-- START Data provided --

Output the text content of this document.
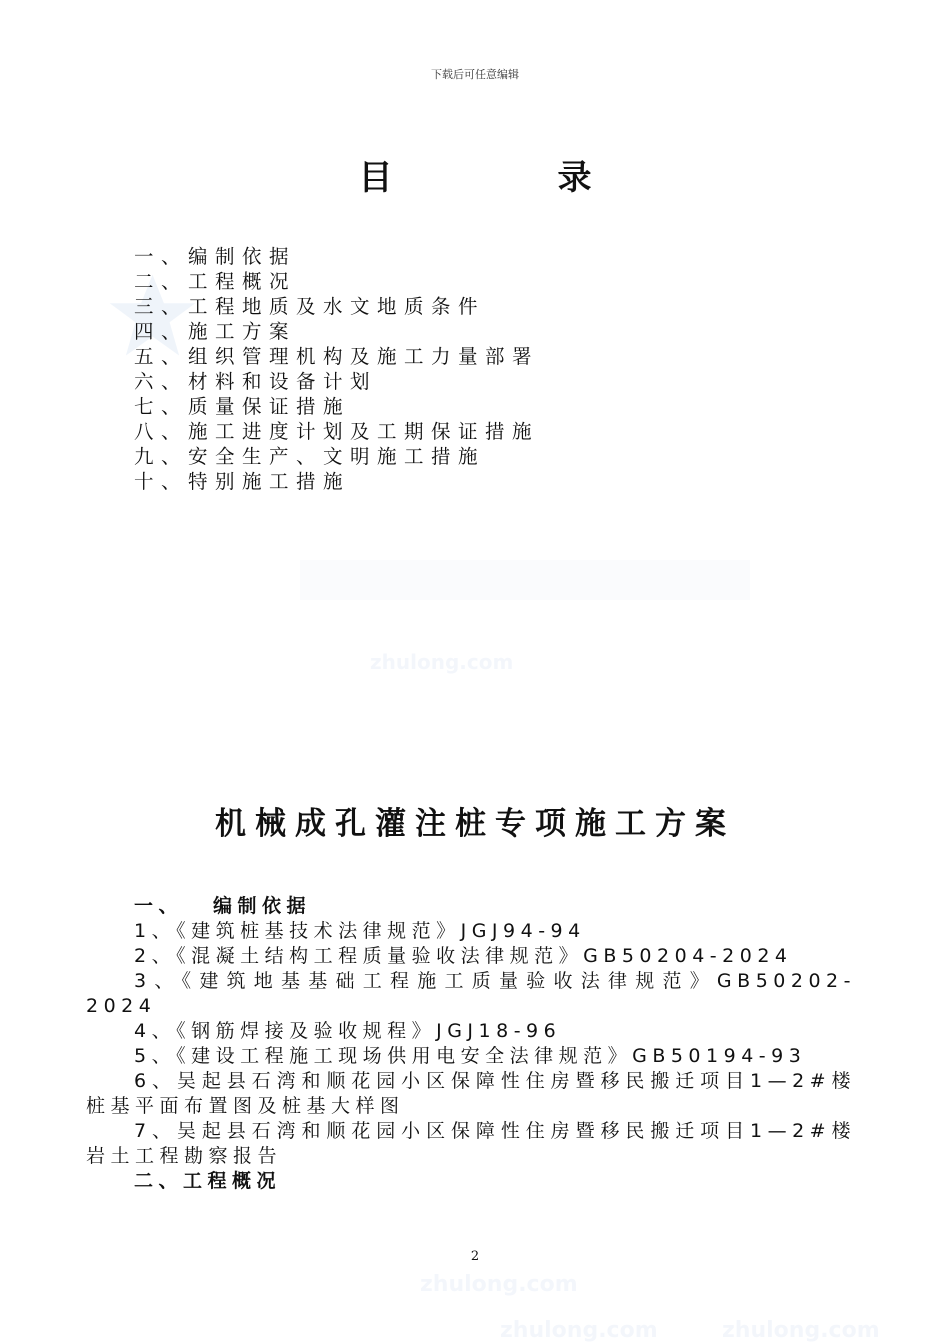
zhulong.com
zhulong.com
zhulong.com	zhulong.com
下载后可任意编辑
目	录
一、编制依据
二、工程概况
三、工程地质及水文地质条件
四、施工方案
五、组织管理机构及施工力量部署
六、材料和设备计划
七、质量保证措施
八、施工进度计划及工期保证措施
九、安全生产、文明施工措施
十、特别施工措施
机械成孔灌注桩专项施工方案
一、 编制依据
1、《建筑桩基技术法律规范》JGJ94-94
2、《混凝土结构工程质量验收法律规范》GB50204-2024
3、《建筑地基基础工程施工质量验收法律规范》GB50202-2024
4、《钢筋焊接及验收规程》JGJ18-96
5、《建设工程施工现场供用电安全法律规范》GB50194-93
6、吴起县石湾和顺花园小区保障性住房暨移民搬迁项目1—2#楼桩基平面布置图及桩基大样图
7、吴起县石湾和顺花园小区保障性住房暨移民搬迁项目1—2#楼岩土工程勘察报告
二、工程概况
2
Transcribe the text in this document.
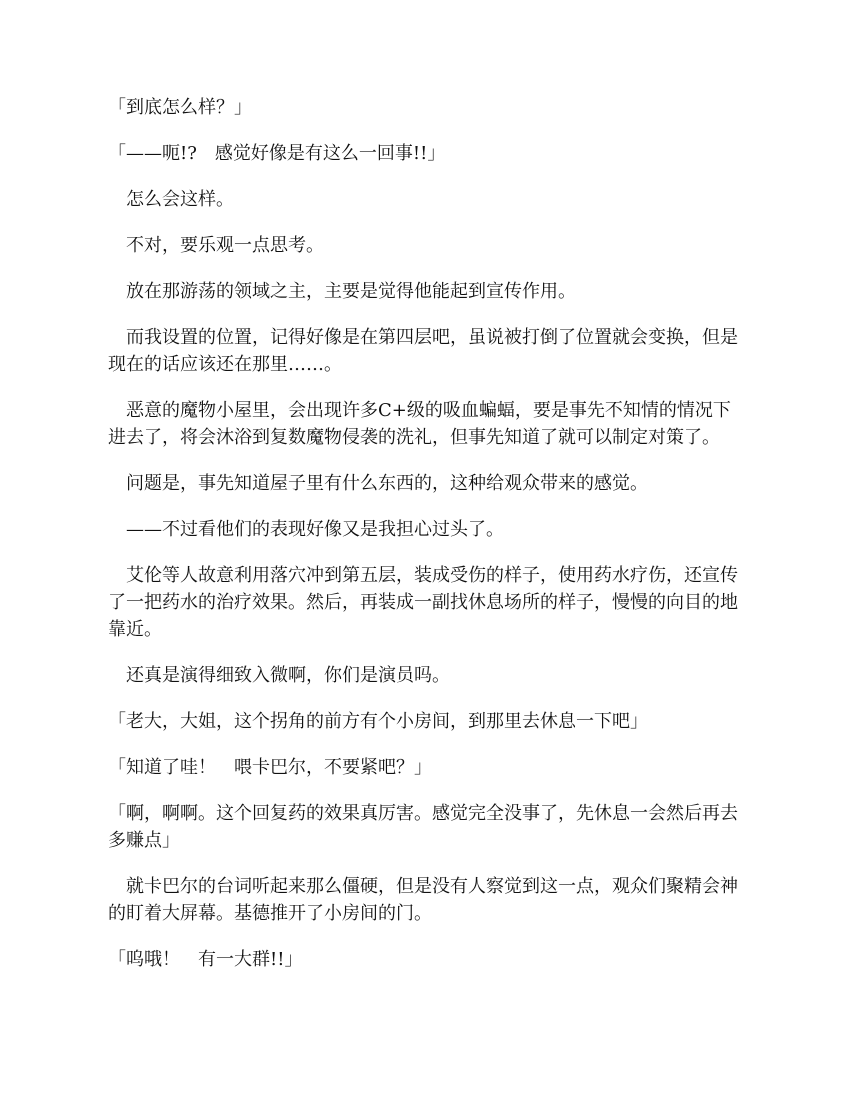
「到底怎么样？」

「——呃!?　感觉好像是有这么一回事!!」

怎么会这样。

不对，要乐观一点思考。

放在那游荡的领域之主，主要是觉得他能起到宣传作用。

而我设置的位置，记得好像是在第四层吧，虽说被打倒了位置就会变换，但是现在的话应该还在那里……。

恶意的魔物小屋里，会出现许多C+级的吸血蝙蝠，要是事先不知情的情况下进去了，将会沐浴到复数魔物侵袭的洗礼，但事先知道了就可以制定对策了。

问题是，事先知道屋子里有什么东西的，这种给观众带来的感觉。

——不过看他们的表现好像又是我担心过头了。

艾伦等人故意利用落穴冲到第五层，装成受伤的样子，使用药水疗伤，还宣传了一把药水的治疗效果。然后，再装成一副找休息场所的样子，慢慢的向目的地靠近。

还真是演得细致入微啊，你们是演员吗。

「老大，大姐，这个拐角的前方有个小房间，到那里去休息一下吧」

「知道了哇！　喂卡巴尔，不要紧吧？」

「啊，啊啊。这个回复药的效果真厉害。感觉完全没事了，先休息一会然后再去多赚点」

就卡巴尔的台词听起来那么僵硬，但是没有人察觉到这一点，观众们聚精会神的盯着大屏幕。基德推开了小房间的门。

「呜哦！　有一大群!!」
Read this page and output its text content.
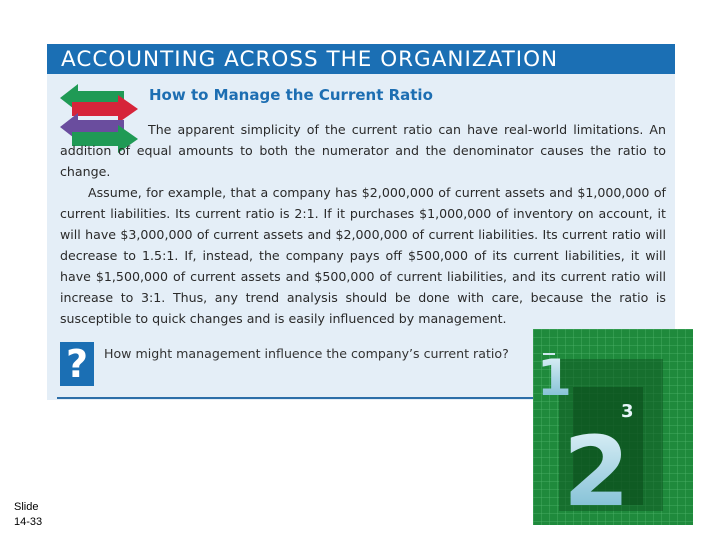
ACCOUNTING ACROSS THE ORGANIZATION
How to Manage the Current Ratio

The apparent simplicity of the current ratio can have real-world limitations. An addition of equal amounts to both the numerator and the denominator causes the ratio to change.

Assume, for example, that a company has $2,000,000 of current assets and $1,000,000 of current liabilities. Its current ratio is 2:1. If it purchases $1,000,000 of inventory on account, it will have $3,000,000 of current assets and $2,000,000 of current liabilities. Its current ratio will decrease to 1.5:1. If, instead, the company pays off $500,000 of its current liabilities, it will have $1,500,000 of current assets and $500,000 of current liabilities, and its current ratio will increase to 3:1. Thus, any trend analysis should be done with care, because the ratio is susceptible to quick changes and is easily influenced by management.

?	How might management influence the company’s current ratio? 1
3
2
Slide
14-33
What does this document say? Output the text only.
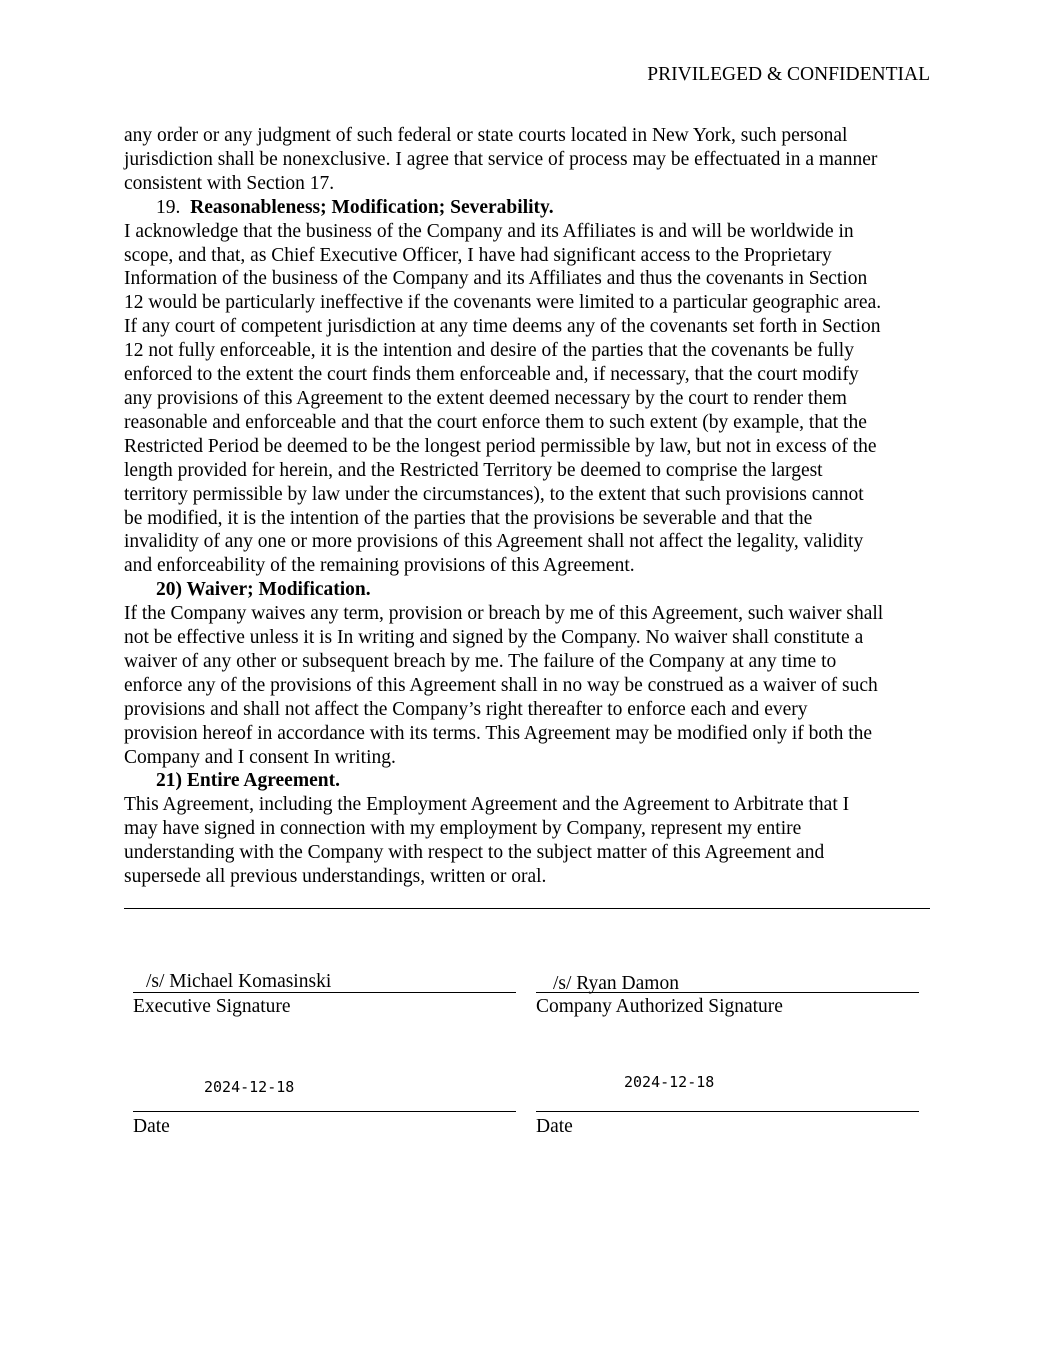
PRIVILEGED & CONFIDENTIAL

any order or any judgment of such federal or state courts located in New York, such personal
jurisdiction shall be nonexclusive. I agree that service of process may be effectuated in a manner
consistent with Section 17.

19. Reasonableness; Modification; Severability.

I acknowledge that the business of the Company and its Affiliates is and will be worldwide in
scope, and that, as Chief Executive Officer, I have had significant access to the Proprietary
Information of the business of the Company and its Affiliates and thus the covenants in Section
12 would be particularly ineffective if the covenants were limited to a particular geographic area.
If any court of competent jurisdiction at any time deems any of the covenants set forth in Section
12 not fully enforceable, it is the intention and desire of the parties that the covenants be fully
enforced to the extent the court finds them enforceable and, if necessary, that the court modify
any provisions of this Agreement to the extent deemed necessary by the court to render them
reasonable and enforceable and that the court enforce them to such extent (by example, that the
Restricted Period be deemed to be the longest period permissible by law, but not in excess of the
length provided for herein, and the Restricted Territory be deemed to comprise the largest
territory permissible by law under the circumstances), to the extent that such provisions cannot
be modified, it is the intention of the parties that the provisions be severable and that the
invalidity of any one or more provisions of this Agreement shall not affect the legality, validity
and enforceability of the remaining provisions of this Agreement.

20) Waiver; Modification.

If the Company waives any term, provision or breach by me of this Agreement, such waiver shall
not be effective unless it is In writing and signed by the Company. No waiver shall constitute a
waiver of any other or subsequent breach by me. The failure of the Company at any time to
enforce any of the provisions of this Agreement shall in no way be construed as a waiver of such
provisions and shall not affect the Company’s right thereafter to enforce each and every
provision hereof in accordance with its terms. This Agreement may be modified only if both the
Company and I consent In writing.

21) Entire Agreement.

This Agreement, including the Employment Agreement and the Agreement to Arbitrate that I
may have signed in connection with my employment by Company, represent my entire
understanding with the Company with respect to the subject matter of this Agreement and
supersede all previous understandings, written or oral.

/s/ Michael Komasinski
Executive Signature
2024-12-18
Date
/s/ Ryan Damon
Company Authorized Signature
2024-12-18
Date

-- END Data provided --

#### [Objective]
Omit every image. Quote each record exactly.

#### [Response for this exercise]
Output the text content of this document.
zhulong.com
zhulong.com
zhulong.com	zhulong.com
下载后可任意编辑
目	录
一、编制依据
二、工程概况
三、工程地质及水文地质条件
四、施工方案
五、组织管理机构及施工力量部署
六、材料和设备计划
七、质量保证措施
八、施工进度计划及工期保证措施
九、安全生产、文明施工措施
十、特别施工措施
机械成孔灌注桩专项施工方案
一、 编制依据
1、《建筑桩基技术法律规范》JGJ94-94
2、《混凝土结构工程质量验收法律规范》GB50204-2024
3、《建筑地基基础工程施工质量验收法律规范》GB50202-2024
4、《钢筋焊接及验收规程》JGJ18-96
5、《建设工程施工现场供用电安全法律规范》GB50194-93
6、吴起县石湾和顺花园小区保障性住房暨移民搬迁项目1—2#楼桩基平面布置图及桩基大样图
7、吴起县石湾和顺花园小区保障性住房暨移民搬迁项目1—2#楼岩土工程勘察报告
二、工程概况
2
Transcribe the text in this document.
「到底怎么样？」

「——呃!?　感觉好像是有这么一回事!!」

怎么会这样。

不对，要乐观一点思考。

放在那游荡的领域之主，主要是觉得他能起到宣传作用。

而我设置的位置，记得好像是在第四层吧，虽说被打倒了位置就会变换，但是现在的话应该还在那里……。

恶意的魔物小屋里，会出现许多C+级的吸血蝙蝠，要是事先不知情的情况下进去了，将会沐浴到复数魔物侵袭的洗礼，但事先知道了就可以制定对策了。

问题是，事先知道屋子里有什么东西的，这种给观众带来的感觉。

——不过看他们的表现好像又是我担心过头了。

艾伦等人故意利用落穴冲到第五层，装成受伤的样子，使用药水疗伤，还宣传了一把药水的治疗效果。然后，再装成一副找休息场所的样子，慢慢的向目的地靠近。

还真是演得细致入微啊，你们是演员吗。

「老大，大姐，这个拐角的前方有个小房间，到那里去休息一下吧」

「知道了哇！　喂卡巴尔，不要紧吧？」

「啊，啊啊。这个回复药的效果真厉害。感觉完全没事了，先休息一会然后再去多赚点」

就卡巴尔的台词听起来那么僵硬，但是没有人察觉到这一点，观众们聚精会神的盯着大屏幕。基德推开了小房间的门。

「呜哦！　有一大群!!」
Read this page and output its text content.
ACCOUNTING ACROSS THE ORGANIZATION
How to Manage the Current Ratio

The apparent simplicity of the current ratio can have real-world limitations. An addition of equal amounts to both the numerator and the denominator causes the ratio to change.

Assume, for example, that a company has $2,000,000 of current assets and $1,000,000 of current liabilities. Its current ratio is 2:1. If it purchases $1,000,000 of inventory on account, it will have $3,000,000 of current assets and $2,000,000 of current liabilities. Its current ratio will decrease to 1.5:1. If, instead, the company pays off $500,000 of its current liabilities, it will have $1,500,000 of current assets and $500,000 of current liabilities, and its current ratio will increase to 3:1. Thus, any trend analysis should be done with care, because the ratio is susceptible to quick changes and is easily influenced by management.

?	How might management influence the company’s current ratio? 1
3
2
Slide
14-33
What does this document say? Output the text only.
PRIVILEGED & CONFIDENTIAL

any order or any judgment of such federal or state courts located in New York, such personal
jurisdiction shall be nonexclusive. I agree that service of process may be effectuated in a manner
consistent with Section 17.

19. Reasonableness; Modification; Severability.

I acknowledge that the business of the Company and its Affiliates is and will be worldwide in
scope, and that, as Chief Executive Officer, I have had significant access to the Proprietary
Information of the business of the Company and its Affiliates and thus the covenants in Section
12 would be particularly ineffective if the covenants were limited to a particular geographic area.
If any court of competent jurisdiction at any time deems any of the covenants set forth in Section
12 not fully enforceable, it is the intention and desire of the parties that the covenants be fully
enforced to the extent the court finds them enforceable and, if necessary, that the court modify
any provisions of this Agreement to the extent deemed necessary by the court to render them
reasonable and enforceable and that the court enforce them to such extent (by example, that the
Restricted Period be deemed to be the longest period permissible by law, but not in excess of the
length provided for herein, and the Restricted Territory be deemed to comprise the largest
territory permissible by law under the circumstances), to the extent that such provisions cannot
be modified, it is the intention of the parties that the provisions be severable and that the
invalidity of any one or more provisions of this Agreement shall not affect the legality, validity
and enforceability of the remaining provisions of this Agreement.

20) Waiver; Modification.

If the Company waives any term, provision or breach by me of this Agreement, such waiver shall
not be effective unless it is In writing and signed by the Company. No waiver shall constitute a
waiver of any other or subsequent breach by me. The failure of the Company at any time to
enforce any of the provisions of this Agreement shall in no way be construed as a waiver of such
provisions and shall not affect the Company’s right thereafter to enforce each and every
provision hereof in accordance with its terms. This Agreement may be modified only if both the
Company and I consent In writing.

21) Entire Agreement.

This Agreement, including the Employment Agreement and the Agreement to Arbitrate that I
may have signed in connection with my employment by Company, represent my entire
understanding with the Company with respect to the subject matter of this Agreement and
supersede all previous understandings, written or oral.

/s/ Michael Komasinski
Executive Signature
2024-12-18
Date
/s/ Ryan Damon
Company Authorized Signature
2024-12-18
Date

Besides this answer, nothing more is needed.